** Start Data records **
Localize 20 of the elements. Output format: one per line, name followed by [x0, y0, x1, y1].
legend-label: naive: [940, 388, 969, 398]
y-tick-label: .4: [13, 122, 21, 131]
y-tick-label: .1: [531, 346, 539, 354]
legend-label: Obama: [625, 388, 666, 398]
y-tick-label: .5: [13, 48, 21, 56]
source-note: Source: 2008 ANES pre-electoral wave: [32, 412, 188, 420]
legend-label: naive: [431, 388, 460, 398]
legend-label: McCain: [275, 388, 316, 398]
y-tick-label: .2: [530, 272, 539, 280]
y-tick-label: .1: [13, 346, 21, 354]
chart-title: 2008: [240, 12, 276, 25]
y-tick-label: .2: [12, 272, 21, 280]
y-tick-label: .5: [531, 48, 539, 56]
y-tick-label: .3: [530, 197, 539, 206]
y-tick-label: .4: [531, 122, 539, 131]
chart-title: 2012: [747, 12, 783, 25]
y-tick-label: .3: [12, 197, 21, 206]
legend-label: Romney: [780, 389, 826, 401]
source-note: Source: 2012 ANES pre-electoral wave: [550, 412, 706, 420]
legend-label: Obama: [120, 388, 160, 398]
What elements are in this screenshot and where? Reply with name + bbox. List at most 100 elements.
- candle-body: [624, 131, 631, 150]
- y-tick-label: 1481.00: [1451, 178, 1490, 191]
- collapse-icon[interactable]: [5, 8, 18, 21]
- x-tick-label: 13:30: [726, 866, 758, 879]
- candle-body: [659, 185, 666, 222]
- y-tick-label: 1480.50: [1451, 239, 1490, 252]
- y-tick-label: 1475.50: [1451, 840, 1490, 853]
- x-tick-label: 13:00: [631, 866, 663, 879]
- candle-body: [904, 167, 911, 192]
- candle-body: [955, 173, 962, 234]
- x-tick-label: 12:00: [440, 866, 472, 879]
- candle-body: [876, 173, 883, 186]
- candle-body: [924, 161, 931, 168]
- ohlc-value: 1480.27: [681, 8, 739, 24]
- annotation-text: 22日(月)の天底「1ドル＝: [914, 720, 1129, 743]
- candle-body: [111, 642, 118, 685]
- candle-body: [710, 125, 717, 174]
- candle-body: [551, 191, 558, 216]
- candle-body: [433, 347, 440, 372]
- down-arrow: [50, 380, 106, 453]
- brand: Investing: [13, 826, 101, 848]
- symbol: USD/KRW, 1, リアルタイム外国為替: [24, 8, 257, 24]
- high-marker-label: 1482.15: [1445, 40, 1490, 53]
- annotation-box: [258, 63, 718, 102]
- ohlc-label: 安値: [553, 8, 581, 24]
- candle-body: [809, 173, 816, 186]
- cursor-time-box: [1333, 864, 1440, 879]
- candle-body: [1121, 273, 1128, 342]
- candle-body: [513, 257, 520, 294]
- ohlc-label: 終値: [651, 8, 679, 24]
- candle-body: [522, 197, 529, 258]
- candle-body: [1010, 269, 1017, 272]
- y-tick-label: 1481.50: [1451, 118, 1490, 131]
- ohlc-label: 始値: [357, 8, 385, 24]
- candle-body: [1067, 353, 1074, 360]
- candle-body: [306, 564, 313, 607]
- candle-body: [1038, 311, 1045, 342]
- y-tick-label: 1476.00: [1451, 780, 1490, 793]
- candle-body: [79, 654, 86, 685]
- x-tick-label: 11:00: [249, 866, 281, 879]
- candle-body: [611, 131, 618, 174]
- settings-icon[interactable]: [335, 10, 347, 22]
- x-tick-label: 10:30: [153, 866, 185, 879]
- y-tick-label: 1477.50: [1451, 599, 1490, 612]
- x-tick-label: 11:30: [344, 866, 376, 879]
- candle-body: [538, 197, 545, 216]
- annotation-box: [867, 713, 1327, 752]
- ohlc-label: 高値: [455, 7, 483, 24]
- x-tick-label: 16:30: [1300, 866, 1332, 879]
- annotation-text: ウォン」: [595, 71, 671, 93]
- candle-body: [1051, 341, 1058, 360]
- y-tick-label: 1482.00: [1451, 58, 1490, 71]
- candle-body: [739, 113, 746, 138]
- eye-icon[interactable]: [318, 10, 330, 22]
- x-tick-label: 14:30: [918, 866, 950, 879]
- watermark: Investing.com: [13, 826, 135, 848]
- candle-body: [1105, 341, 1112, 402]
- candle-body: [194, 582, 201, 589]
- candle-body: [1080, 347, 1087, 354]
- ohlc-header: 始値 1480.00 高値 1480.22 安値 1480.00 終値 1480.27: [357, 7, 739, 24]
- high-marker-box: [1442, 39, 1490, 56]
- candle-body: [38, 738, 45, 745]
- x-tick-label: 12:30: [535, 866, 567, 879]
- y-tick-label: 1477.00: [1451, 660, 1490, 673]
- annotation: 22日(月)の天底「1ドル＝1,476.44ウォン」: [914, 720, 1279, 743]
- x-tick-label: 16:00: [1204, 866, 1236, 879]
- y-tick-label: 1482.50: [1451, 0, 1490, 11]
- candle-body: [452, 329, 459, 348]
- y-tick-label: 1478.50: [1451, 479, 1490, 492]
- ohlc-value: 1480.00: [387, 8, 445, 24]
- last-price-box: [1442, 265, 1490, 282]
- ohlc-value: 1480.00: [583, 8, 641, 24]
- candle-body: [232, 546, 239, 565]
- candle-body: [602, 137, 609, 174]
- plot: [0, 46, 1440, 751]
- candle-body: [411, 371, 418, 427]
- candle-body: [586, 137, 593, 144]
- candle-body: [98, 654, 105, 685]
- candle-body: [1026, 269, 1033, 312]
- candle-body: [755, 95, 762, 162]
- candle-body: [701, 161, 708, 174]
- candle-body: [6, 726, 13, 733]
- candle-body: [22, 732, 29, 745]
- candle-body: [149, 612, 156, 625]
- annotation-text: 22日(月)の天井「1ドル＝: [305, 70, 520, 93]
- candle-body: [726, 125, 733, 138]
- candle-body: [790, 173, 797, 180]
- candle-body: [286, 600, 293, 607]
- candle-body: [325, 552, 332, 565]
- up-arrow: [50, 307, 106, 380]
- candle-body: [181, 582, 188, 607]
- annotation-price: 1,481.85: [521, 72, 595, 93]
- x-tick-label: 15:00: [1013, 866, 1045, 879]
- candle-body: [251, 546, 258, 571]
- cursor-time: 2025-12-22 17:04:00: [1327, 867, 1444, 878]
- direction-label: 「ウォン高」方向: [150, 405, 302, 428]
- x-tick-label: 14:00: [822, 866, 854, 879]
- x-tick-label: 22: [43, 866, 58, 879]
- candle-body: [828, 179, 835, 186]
** End Data records **
## Written exercise
Extract every line of the data above verbatim, keeping the original order and formatting.

## Complete output
Localize 20 of the elements. Output format: one per line, name followed by [x0, y0, x1, y1].
legend-label: naive: [940, 388, 969, 398]
y-tick-label: .4: [13, 122, 21, 131]
y-tick-label: .1: [531, 346, 539, 354]
legend-label: Obama: [625, 388, 666, 398]
y-tick-label: .5: [13, 48, 21, 56]
source-note: Source: 2008 ANES pre-electoral wave: [32, 412, 188, 420]
legend-label: naive: [431, 388, 460, 398]
legend-label: McCain: [275, 388, 316, 398]
y-tick-label: .2: [530, 272, 539, 280]
y-tick-label: .1: [13, 346, 21, 354]
chart-title: 2008: [240, 12, 276, 25]
y-tick-label: .2: [12, 272, 21, 280]
y-tick-label: .5: [531, 48, 539, 56]
y-tick-label: .3: [530, 197, 539, 206]
y-tick-label: .4: [531, 122, 539, 131]
chart-title: 2012: [747, 12, 783, 25]
y-tick-label: .3: [12, 197, 21, 206]
legend-label: Romney: [780, 389, 826, 401]
source-note: Source: 2012 ANES pre-electoral wave: [550, 412, 706, 420]
legend-label: Obama: [120, 388, 160, 398]
What elements are in this screenshot and where? Reply with name + bbox. List at most 100 elements.
- candle-body: [624, 131, 631, 150]
- y-tick-label: 1481.00: [1451, 178, 1490, 191]
- collapse-icon[interactable]: [5, 8, 18, 21]
- x-tick-label: 13:30: [726, 866, 758, 879]
- candle-body: [659, 185, 666, 222]
- y-tick-label: 1480.50: [1451, 239, 1490, 252]
- y-tick-label: 1475.50: [1451, 840, 1490, 853]
- x-tick-label: 13:00: [631, 866, 663, 879]
- candle-body: [904, 167, 911, 192]
- candle-body: [955, 173, 962, 234]
- x-tick-label: 12:00: [440, 866, 472, 879]
- candle-body: [876, 173, 883, 186]
- candle-body: [924, 161, 931, 168]
- ohlc-value: 1480.27: [681, 8, 739, 24]
- annotation-text: 22日(月)の天底「1ドル＝: [914, 720, 1129, 743]
- candle-body: [111, 642, 118, 685]
- candle-body: [710, 125, 717, 174]
- candle-body: [551, 191, 558, 216]
- candle-body: [433, 347, 440, 372]
- down-arrow: [50, 380, 106, 453]
- brand: Investing: [13, 826, 101, 848]
- symbol: USD/KRW, 1, リアルタイム外国為替: [24, 8, 257, 24]
- high-marker-label: 1482.15: [1445, 40, 1490, 53]
- annotation-box: [258, 63, 718, 102]
- ohlc-label: 安値: [553, 8, 581, 24]
- candle-body: [809, 173, 816, 186]
- cursor-time-box: [1333, 864, 1440, 879]
- candle-body: [1121, 273, 1128, 342]
- candle-body: [513, 257, 520, 294]
- ohlc-label: 終値: [651, 8, 679, 24]
- candle-body: [522, 197, 529, 258]
- candle-body: [1010, 269, 1017, 272]
- y-tick-label: 1481.50: [1451, 118, 1490, 131]
- ohlc-label: 始値: [357, 8, 385, 24]
- candle-body: [1067, 353, 1074, 360]
- candle-body: [306, 564, 313, 607]
- candle-body: [1038, 311, 1045, 342]
- y-tick-label: 1476.00: [1451, 780, 1490, 793]
- candle-body: [79, 654, 86, 685]
- x-tick-label: 11:00: [249, 866, 281, 879]
- candle-body: [611, 131, 618, 174]
- settings-icon[interactable]: [335, 10, 347, 22]
- x-tick-label: 10:30: [153, 866, 185, 879]
- y-tick-label: 1477.50: [1451, 599, 1490, 612]
- x-tick-label: 11:30: [344, 866, 376, 879]
- candle-body: [538, 197, 545, 216]
- annotation-box: [867, 713, 1327, 752]
- ohlc-label: 高値: [455, 7, 483, 24]
- x-tick-label: 16:30: [1300, 866, 1332, 879]
- annotation-text: ウォン」: [595, 71, 671, 93]
- candle-body: [1051, 341, 1058, 360]
- y-tick-label: 1482.00: [1451, 58, 1490, 71]
- candle-body: [739, 113, 746, 138]
- eye-icon[interactable]: [318, 10, 330, 22]
- x-tick-label: 14:30: [918, 866, 950, 879]
- watermark: Investing.com: [13, 826, 135, 848]
- candle-body: [1105, 341, 1112, 402]
- candle-body: [194, 582, 201, 589]
- candle-body: [1080, 347, 1087, 354]
- ohlc-header: 始値 1480.00 高値 1480.22 安値 1480.00 終値 1480.27: [357, 7, 739, 24]
- high-marker-box: [1442, 39, 1490, 56]
- candle-body: [38, 738, 45, 745]
- x-tick-label: 12:30: [535, 866, 567, 879]
- y-tick-label: 1477.00: [1451, 660, 1490, 673]
- annotation: 22日(月)の天底「1ドル＝1,476.44ウォン」: [914, 720, 1279, 743]
- x-tick-label: 16:00: [1204, 866, 1236, 879]
- y-tick-label: 1482.50: [1451, 0, 1490, 11]
- candle-body: [452, 329, 459, 348]
- y-tick-label: 1478.50: [1451, 479, 1490, 492]
- ohlc-value: 1480.00: [387, 8, 445, 24]
- last-price-box: [1442, 265, 1490, 282]
- ohlc-value: 1480.00: [583, 8, 641, 24]
- candle-body: [232, 546, 239, 565]
- candle-body: [602, 137, 609, 174]
- plot: [0, 46, 1440, 751]
- candle-body: [411, 371, 418, 427]
- candle-body: [586, 137, 593, 144]
- candle-body: [98, 654, 105, 685]
- candle-body: [1026, 269, 1033, 312]
- candle-body: [755, 95, 762, 162]
- candle-body: [701, 161, 708, 174]
- candle-body: [6, 726, 13, 733]
- candle-body: [22, 732, 29, 745]
- candle-body: [149, 612, 156, 625]
- annotation-text: 22日(月)の天井「1ドル＝: [305, 70, 520, 93]
- candle-body: [726, 125, 733, 138]
- candle-body: [790, 173, 797, 180]
- candle-body: [286, 600, 293, 607]
- candle-body: [325, 552, 332, 565]
- up-arrow: [50, 307, 106, 380]
- candle-body: [181, 582, 188, 607]
- annotation-price: 1,481.85: [521, 72, 595, 93]
- x-tick-label: 15:00: [1013, 866, 1045, 879]
- candle-body: [251, 546, 258, 571]
- cursor-time: 2025-12-22 17:04:00: [1327, 867, 1444, 878]
- direction-label: 「ウォン高」方向: [150, 405, 302, 428]
- x-tick-label: 14:00: [822, 866, 854, 879]
- x-tick-label: 22: [43, 866, 58, 879]
- candle-body: [828, 179, 835, 186]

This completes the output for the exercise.